▶ _PASSAGE TO READ_:
Defendant later received relief from the stay in this matter to file its Answer, which claimed that a “diligent search” of its records revealed “no policy of insurance between Plaintiff and Defendant at any relevant time.” Doc. 9, p. 2, ¶ E (emphasis in original). Defendant further asserted that it “does not write homeowners policies in the state of Louisiana.” Id. at ¶ F. Once the stay in this matter was fully lifted [doc. 10], MMA filed an executed summons for defendant into the record. Doc. 12. Despite this indication that MMA continued working on this case, it did not attempt, through dismissal or otherwise, to remedy its purported mistake in suing an insurer that did not provide a policy to plaintiff. The court then suspended from practice in this district MMA and anyone affiliated with the firm for a period of ninety days. Doc. 14.
Accordingly, defendant asked for sanctions, and through the instant motion, it requests that the court exercise its inherent sanctioning power and order MMA to reimburse defendant for reasonable attorney's fees and costs incurred through this litigation. Doc. 21. The court listed MMA as a respondent to the motion and set a response deadline, which passed with none being filed. Doc. 22. The court held a motion hearing on the matter, but no representative of MMA attended. Doc. 24.
II. Law and analysis
The court has the power to police its docket when a litigant files meritless pleadings or otherwise disrupts the orderly administration of the docket. In re Bernegger, 3:15CV182, 2015 WL 8347587, at *11 (N.D. Miss. Dec. 8, 2015). While courts “exercise caution” in invoking their inherent powers and should “ordinarily” rely on a rule or statute instead, they retain discretion to select the appropriate authority for sanctions. Cappa Fund III, L.L.C. v. Actherm Holding, a.s., No. 3:10-CV-897-L, 2011 WL 817384, at *3 (N.D. Tex. Feb. 21, 2011). An assessment of attorney's fees is “undoubtedly” a sanction that falls within the court's inherent power. Chambers v. NASCO, Inc., 111 S.Ct. 2123, 2133 (1991). A court may assess attorney's fees “when a party has ‘acted in bad faith, vexatiously, wantonly, or for oppressive reasons.'” Id. (quoting Alyeska Pipeline Serv. Co. v. Wilderness Soc'y, 95 S.Ct. 1612, 1622-23 (1975)).

▶ _DATA_:
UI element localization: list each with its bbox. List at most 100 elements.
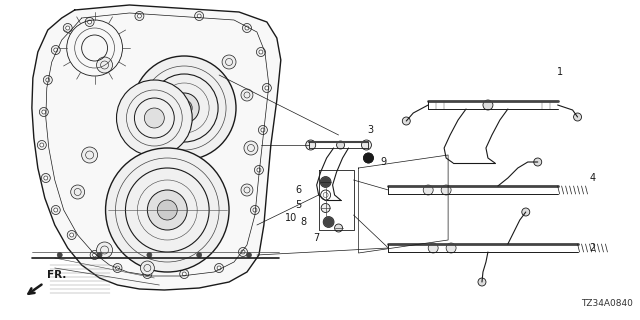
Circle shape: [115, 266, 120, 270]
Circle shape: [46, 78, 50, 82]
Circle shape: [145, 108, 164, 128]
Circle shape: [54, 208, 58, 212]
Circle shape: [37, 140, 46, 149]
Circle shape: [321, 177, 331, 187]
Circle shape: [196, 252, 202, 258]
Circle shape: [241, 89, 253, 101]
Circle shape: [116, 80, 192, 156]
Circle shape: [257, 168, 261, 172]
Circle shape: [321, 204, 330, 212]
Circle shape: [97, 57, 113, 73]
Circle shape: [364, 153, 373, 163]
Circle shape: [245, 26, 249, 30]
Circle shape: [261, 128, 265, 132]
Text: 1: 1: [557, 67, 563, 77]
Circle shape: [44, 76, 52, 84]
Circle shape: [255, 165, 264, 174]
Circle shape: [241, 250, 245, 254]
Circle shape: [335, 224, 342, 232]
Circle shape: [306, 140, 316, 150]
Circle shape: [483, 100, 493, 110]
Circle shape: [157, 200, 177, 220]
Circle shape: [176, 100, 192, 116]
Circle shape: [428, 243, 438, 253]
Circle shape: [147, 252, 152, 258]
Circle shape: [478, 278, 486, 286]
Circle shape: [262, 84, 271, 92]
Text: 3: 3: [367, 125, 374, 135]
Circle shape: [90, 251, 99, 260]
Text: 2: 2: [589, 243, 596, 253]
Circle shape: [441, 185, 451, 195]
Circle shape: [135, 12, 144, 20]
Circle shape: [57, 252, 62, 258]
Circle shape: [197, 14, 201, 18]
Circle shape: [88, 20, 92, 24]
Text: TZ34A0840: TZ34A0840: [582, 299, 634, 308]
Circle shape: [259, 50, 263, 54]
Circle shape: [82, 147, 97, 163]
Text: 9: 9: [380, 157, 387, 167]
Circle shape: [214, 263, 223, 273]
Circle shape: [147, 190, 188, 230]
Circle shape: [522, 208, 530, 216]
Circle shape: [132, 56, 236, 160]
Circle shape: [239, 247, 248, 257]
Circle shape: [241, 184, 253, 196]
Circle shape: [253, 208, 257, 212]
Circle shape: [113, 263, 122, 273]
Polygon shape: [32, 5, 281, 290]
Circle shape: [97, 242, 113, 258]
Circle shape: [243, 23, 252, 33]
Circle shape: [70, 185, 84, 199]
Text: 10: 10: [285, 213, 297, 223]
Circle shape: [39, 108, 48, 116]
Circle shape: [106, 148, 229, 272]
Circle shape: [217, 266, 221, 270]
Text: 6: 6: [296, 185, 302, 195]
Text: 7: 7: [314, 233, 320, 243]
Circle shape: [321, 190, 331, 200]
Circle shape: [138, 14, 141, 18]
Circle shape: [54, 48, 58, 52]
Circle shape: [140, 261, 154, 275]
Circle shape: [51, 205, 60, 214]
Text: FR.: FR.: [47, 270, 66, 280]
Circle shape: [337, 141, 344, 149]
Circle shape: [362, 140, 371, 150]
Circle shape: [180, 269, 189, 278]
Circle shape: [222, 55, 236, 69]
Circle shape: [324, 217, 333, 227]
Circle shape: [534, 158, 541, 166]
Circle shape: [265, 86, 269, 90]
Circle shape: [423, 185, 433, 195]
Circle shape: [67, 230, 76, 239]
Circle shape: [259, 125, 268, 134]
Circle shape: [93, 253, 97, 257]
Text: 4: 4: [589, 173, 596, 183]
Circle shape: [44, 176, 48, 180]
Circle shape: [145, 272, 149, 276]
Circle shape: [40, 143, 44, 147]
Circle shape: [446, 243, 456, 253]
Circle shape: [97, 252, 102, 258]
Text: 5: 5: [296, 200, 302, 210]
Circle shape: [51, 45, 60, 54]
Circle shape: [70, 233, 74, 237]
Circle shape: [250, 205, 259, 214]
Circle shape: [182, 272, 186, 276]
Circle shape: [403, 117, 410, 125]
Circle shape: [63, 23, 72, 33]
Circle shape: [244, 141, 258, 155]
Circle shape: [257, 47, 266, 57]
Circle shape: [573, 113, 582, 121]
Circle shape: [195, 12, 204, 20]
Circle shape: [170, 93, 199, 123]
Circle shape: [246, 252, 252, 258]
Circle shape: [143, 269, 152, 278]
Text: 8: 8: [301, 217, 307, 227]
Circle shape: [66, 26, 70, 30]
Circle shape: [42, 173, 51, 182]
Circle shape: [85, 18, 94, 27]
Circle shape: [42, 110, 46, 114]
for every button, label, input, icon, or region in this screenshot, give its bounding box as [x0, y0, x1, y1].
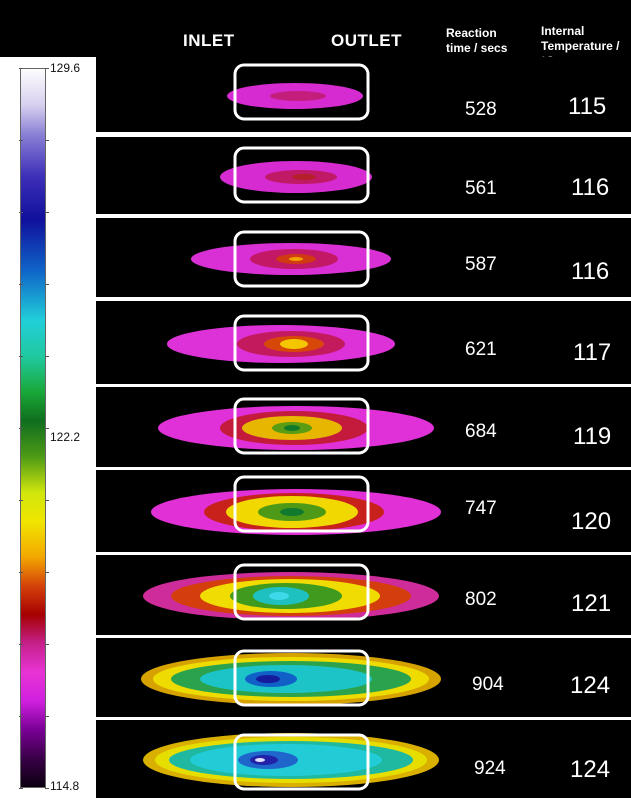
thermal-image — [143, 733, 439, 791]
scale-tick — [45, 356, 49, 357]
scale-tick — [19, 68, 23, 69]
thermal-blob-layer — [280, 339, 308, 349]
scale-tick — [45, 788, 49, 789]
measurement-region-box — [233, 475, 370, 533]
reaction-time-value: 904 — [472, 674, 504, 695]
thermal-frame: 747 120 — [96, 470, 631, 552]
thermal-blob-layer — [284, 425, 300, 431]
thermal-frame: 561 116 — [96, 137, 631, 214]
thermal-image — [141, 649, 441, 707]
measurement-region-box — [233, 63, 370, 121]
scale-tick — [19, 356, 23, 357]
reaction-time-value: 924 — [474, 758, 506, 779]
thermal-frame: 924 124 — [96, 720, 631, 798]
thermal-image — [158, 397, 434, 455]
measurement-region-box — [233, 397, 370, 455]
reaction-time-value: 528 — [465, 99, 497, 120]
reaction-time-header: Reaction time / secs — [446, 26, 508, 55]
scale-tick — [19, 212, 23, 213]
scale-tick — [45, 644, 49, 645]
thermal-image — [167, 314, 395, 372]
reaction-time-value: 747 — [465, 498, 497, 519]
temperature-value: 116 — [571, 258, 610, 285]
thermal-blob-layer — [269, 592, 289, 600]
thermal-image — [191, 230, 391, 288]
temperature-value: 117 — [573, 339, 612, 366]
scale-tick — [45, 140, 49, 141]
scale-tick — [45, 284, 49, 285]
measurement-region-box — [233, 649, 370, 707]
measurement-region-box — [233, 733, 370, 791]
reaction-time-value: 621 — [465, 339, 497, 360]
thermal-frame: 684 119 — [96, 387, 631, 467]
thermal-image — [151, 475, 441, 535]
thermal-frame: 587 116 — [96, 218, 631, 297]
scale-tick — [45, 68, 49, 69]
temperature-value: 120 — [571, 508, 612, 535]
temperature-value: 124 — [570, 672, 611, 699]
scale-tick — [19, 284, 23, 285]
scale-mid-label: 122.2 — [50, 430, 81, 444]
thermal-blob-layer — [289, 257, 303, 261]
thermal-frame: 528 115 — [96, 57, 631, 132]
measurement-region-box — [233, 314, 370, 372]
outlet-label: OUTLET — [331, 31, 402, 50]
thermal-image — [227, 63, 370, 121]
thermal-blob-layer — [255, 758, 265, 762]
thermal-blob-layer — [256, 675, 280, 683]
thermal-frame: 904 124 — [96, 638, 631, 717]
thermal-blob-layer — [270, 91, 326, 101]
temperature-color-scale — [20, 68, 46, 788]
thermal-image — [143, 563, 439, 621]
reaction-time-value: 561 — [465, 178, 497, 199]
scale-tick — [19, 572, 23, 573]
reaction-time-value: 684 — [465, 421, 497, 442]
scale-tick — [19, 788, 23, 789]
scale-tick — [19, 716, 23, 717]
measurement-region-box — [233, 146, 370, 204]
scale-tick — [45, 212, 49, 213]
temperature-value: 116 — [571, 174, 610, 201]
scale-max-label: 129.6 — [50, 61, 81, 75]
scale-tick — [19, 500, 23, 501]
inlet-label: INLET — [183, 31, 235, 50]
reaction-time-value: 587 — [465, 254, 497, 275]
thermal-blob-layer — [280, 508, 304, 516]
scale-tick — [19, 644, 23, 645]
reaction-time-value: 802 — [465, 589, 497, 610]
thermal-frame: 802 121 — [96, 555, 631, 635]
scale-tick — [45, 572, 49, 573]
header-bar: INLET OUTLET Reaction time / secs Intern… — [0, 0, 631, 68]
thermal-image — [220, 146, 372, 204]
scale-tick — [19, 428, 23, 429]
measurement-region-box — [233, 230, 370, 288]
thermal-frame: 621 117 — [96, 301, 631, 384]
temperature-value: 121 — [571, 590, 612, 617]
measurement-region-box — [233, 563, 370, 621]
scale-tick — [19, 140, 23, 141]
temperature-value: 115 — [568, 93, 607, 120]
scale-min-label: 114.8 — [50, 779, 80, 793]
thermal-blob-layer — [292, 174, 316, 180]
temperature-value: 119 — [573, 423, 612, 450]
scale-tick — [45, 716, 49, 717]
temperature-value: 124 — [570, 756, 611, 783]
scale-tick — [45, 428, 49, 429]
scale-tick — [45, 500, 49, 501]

* * *

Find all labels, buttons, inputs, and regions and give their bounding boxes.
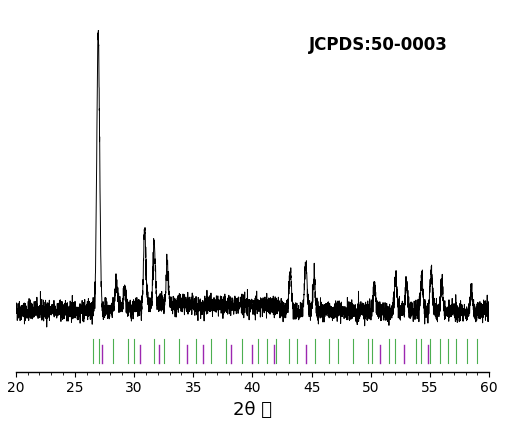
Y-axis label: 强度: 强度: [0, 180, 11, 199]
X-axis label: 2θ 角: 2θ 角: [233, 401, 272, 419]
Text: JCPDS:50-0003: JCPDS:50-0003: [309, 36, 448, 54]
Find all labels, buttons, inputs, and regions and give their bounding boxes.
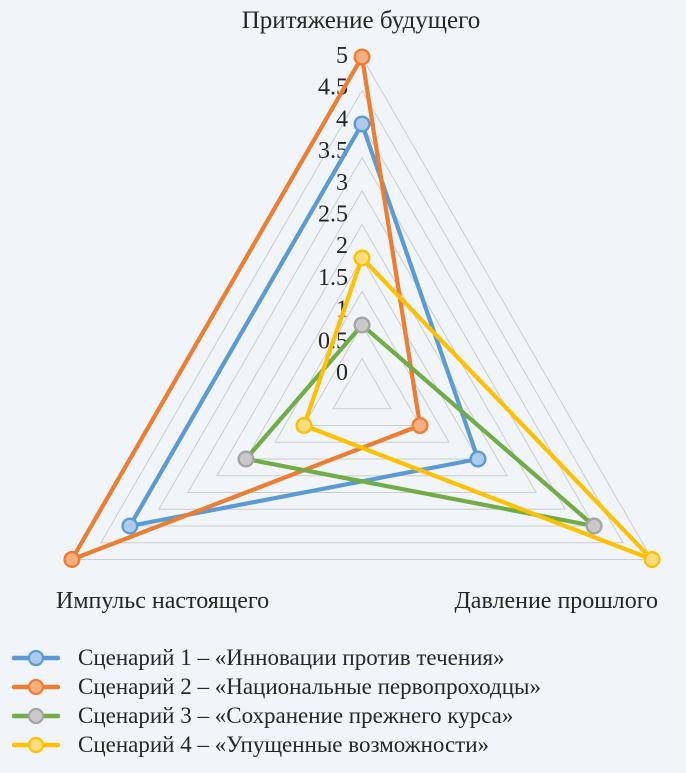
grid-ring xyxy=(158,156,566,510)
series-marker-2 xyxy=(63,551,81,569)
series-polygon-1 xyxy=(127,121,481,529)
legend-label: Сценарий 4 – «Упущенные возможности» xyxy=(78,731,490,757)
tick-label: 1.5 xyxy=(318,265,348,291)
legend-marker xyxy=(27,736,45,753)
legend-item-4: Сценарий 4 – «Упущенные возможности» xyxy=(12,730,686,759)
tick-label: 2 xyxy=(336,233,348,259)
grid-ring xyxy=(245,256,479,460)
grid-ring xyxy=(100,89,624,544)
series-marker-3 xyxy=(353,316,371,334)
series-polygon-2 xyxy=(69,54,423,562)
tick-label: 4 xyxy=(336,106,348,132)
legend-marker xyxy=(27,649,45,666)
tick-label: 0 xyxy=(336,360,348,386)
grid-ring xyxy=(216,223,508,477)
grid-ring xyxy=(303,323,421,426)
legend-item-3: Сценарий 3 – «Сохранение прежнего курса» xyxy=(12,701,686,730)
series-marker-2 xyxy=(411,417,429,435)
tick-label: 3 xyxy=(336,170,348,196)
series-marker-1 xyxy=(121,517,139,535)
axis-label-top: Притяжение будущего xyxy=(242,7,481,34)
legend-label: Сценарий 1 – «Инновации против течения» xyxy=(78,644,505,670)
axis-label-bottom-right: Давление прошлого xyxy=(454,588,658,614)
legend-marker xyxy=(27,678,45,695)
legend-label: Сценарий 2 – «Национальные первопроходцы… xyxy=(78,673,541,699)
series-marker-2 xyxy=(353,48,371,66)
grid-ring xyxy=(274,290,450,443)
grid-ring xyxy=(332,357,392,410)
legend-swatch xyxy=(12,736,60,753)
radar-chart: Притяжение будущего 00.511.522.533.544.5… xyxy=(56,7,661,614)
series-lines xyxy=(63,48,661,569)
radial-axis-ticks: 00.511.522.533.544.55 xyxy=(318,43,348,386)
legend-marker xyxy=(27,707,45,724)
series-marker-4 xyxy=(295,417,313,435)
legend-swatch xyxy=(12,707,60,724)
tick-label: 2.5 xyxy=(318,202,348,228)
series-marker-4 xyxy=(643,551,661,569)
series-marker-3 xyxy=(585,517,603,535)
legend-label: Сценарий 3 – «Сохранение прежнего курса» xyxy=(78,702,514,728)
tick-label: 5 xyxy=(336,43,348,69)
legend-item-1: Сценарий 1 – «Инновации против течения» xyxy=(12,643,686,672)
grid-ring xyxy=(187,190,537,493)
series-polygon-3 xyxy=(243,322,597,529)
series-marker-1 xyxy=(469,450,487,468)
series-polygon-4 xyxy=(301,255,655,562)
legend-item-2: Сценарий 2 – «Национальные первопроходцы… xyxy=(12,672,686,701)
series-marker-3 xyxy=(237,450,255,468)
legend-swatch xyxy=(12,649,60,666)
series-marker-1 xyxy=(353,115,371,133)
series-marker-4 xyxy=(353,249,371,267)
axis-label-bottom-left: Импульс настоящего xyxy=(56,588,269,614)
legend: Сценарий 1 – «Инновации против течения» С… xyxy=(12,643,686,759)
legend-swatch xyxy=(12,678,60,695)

==

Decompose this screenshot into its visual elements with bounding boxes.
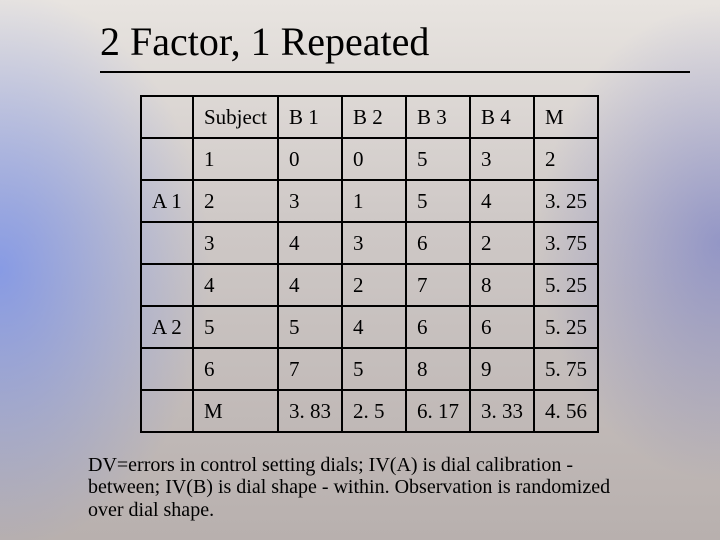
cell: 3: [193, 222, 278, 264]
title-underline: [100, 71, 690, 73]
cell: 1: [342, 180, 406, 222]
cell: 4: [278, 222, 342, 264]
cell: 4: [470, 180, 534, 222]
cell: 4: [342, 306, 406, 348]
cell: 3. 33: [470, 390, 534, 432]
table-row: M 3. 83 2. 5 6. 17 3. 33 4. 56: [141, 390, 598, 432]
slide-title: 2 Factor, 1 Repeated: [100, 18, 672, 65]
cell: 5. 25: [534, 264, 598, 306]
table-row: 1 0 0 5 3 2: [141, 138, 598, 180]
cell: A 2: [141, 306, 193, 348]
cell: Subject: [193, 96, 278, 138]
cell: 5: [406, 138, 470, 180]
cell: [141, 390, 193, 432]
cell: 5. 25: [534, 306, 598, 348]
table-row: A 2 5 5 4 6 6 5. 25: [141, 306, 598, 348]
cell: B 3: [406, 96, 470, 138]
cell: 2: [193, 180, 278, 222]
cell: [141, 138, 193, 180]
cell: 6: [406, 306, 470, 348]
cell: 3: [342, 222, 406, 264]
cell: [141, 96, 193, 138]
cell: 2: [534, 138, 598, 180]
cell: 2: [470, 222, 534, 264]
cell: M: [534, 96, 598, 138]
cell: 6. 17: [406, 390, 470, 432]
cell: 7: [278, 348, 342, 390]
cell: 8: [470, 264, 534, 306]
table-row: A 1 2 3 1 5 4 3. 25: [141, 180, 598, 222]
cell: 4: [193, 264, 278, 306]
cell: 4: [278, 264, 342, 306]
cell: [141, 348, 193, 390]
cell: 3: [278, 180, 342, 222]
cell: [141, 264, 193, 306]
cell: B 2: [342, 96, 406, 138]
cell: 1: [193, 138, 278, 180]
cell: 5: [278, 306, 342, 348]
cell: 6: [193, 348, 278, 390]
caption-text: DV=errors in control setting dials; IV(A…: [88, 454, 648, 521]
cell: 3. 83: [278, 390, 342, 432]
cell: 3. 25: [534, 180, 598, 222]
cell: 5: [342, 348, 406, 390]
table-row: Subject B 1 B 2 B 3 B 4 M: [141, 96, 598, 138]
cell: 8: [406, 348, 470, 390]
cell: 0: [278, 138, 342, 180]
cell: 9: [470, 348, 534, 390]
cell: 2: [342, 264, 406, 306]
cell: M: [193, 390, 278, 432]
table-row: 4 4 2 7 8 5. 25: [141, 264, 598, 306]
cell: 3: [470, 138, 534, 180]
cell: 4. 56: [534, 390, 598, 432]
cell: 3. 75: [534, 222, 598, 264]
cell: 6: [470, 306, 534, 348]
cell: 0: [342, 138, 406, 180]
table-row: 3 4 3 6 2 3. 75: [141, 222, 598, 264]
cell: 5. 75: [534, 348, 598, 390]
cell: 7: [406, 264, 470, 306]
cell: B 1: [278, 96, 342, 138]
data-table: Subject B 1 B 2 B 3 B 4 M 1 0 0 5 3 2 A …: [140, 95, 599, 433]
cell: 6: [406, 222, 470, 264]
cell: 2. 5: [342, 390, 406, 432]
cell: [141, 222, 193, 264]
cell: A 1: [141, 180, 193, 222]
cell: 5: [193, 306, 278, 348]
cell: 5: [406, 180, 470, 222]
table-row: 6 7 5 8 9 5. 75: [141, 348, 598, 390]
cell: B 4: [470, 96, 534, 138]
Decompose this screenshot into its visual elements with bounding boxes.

▶ _EXERCISE TASKS_:
1 – Answer these from the sanctions ruling:
(a) Which state did the defendant say it does not write homeowners policies in?
(b) For how long did the court suspend MMA from practice in the district?
(c) Which case is cited for the statement that an assessment of attorney's fees is "undoubtedly" within the court's inherent power?
2 – Proceed with the sanctions ruling, starting after its last sentence and keeping its style.
The items come from a different source than the sanctions ruling.

▶ _EXPECTED RESPONSES_:
1 –
(a) Louisiana.
(b) Ninety days.
(c) Chambers v. NASCO, Inc.

2 –
A. Bad Faith
We must first determine whether MMA acted in bad faith during the course of this litigation.
The Fifth Circuit “adheres to the well established doctrine that ‘[a]n attorney, after being admitted to practice, becomes an officer of the court, exercising a privilege or franchise.'” Carroll v. Jaques Admiralty Law Firm, P.C., 110 F.3d 290, 294 (5th Cir. 1997) (quoting Howell v. State Bar of Texas, 843 F.2d 205, 207 (5th Cir. 1988)). Accordingly, as officers of the court, attorneys owe a duty to the court “that far exceeds that of lay citizens.” Id. (quoting Howell, 843 F.2d at 207).
MMA filed this breach-of-insurance-contract lawsuit for a policy allegedly covering plaintiff's home in Saline, Louisiana, against a defendant that does not provide homeowners insurance in Louisiana. Additionally, the complaint did not contain a policy number but instead retained the stock language “policy number Please Provide.” When viewed together with the surrounding circumstances-including the show cause hearings, the stay, and the suspension- this information indicates to the court that MMA failed to use proper care when preparing to file this lawsuit.
Furthermore, there is no indication on the record that MMA took corrective action after learning that no homeowners policy did or could exist between plaintiff and defendant, despite the court's instruction to “clean this up” and Mr. Huye's earlier assurance to the court that MMA would immediately seek dismissal if MMA learned that no policy existed between a plaintiff and a defendant. MMA did not attempt to explain its actions to the court after being given an opportunity to do so: MMA did not respond to the instant motion, nor did it send a representative to the motion hearing.
Considering the facts before us, we find that MMA has acted in bad faith throughout this litigation. Moreover, MMA's lack of response to the instant motion is not only a failure to justify its actions, but also a failure to contest defendant's assertion that sanctions are appropriate. Accordingly, we recommend that the motion be granted and that, pursuant to the court's inherent sanctioning authority, MMA be ordered to pay defendant's reasonable attorney's fees and costs, as determined below.
B. Attorney's Fees
Now we must determine a reasonable amount of attorney's fees and costs in this matter.
When bad-faith conduct is the reason for the sanction, the attorney's fees to be paid are “limited to the fees the innocent party incurred solely because of the misconduct.” Goodyear Tire & Rubber Co. v. Haeger, 137 S.Ct. 1178, 1184 (2017). “If a plaintiff initiates a case in complete bad faith, so that every cost of defense is attributable only to sanctioned behavior, the court may . . . make a blanket award.” Id. at 1188. But we must also be mindful that a court invokes its inherent sanctioning authority “to vindicate its own interests, not the interests of the opposing litigant.” Ben E. Keith Co. v. Dining Alliance, Inc., 80 F.4th 695, 701 (5th Cir. 2023).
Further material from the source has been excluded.